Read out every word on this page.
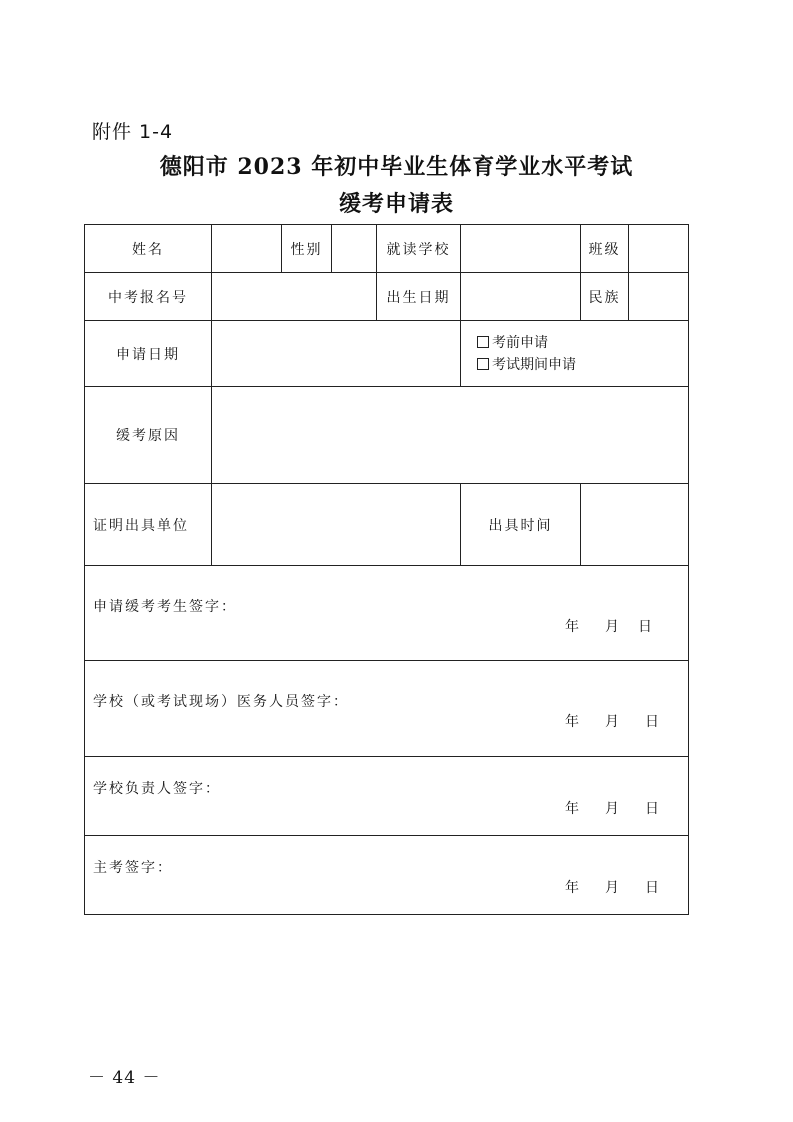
附件 1-4
德阳市 2023 年初中毕业生体育学业水平考试
缓考申请表
姓名		性别		就读学校		班级	
中考报名号				出生日期		民族	
申请日期					考前申请
考试期间申请		

缓考原因							
证明出具单位					出具时间		

申请缓考考生签字：
年 月 日							

学校（或考试现场）医务人员签字：
年 月 日							

学校负责人签字：
年 月 日							

主考签字：
年 月 日							
－ 44 －
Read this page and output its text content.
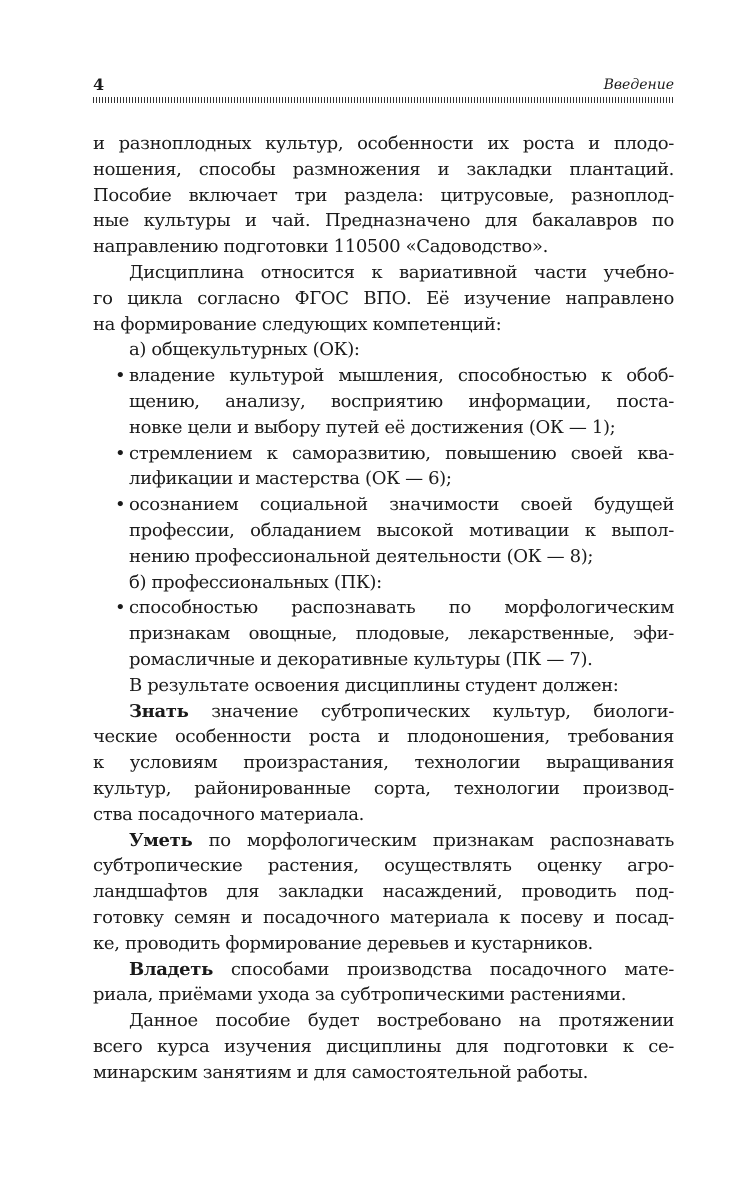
4	Введение
и разноплодных культур, особенности их роста и плодо-
ношения, способы размножения и закладки плантаций.
Пособие включает три раздела: цитрусовые, разноплод-
ные культуры и чай. Предназначено для бакалавров по
направлению подготовки 110500 «Садоводство».
Дисциплина относится к вариативной части учебно-
го цикла согласно ФГОС ВПО. Её изучение направлено
на формирование следующих компетенций:
а) общекультурных (ОК):
• владение культурой мышления, способностью к обоб-
щению, анализу, восприятию информации, поста-
новке цели и выбору путей её достижения (ОК — 1);
• стремлением к саморазвитию, повышению своей ква-
лификации и мастерства (ОК — 6);
• осознанием социальной значимости своей будущей
профессии, обладанием высокой мотивации к выпол-
нению профессиональной деятельности (ОК — 8);
б) профессиональных (ПК):
• способностью распознавать по морфологическим
признакам овощные, плодовые, лекарственные, эфи-
ромасличные и декоративные культуры (ПК — 7).
В результате освоения дисциплины студент должен:
Знать значение субтропических культур, биологи-
ческие особенности роста и плодоношения, требования
к условиям произрастания, технологии выращивания
культур, районированные сорта, технологии производ-
ства посадочного материала.
Уметь по морфологическим признакам распознавать
субтропические растения, осуществлять оценку агро-
ландшафтов для закладки насаждений, проводить под-
готовку семян и посадочного материала к посеву и посад-
ке, проводить формирование деревьев и кустарников.
Владеть способами производства посадочного мате-
риала, приёмами ухода за субтропическими растениями.
Данное пособие будет востребовано на протяжении
всего курса изучения дисциплины для подготовки к се-
минарским занятиям и для самостоятельной работы.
*-*-*
**Set exercise:** Every line from the one containing "Read this page and output its text content." through the end of the entries above, both included, should be extracted exactly, with pictures left out.

**Result of this task:**
Read this page and output its text content.
4	Введение
и разноплодных культур, особенности их роста и плодо-
ношения, способы размножения и закладки плантаций.
Пособие включает три раздела: цитрусовые, разноплод-
ные культуры и чай. Предназначено для бакалавров по
направлению подготовки 110500 «Садоводство».
Дисциплина относится к вариативной части учебно-
го цикла согласно ФГОС ВПО. Её изучение направлено
на формирование следующих компетенций:
а) общекультурных (ОК):
• владение культурой мышления, способностью к обоб-
щению, анализу, восприятию информации, поста-
новке цели и выбору путей её достижения (ОК — 1);
• стремлением к саморазвитию, повышению своей ква-
лификации и мастерства (ОК — 6);
• осознанием социальной значимости своей будущей
профессии, обладанием высокой мотивации к выпол-
нению профессиональной деятельности (ОК — 8);
б) профессиональных (ПК):
• способностью распознавать по морфологическим
признакам овощные, плодовые, лекарственные, эфи-
ромасличные и декоративные культуры (ПК — 7).
В результате освоения дисциплины студент должен:
Знать значение субтропических культур, биологи-
ческие особенности роста и плодоношения, требования
к условиям произрастания, технологии выращивания
культур, районированные сорта, технологии производ-
ства посадочного материала.
Уметь по морфологическим признакам распознавать
субтропические растения, осуществлять оценку агро-
ландшафтов для закладки насаждений, проводить под-
готовку семян и посадочного материала к посеву и посад-
ке, проводить формирование деревьев и кустарников.
Владеть способами производства посадочного мате-
риала, приёмами ухода за субтропическими растениями.
Данное пособие будет востребовано на протяжении
всего курса изучения дисциплины для подготовки к се-
минарским занятиям и для самостоятельной работы.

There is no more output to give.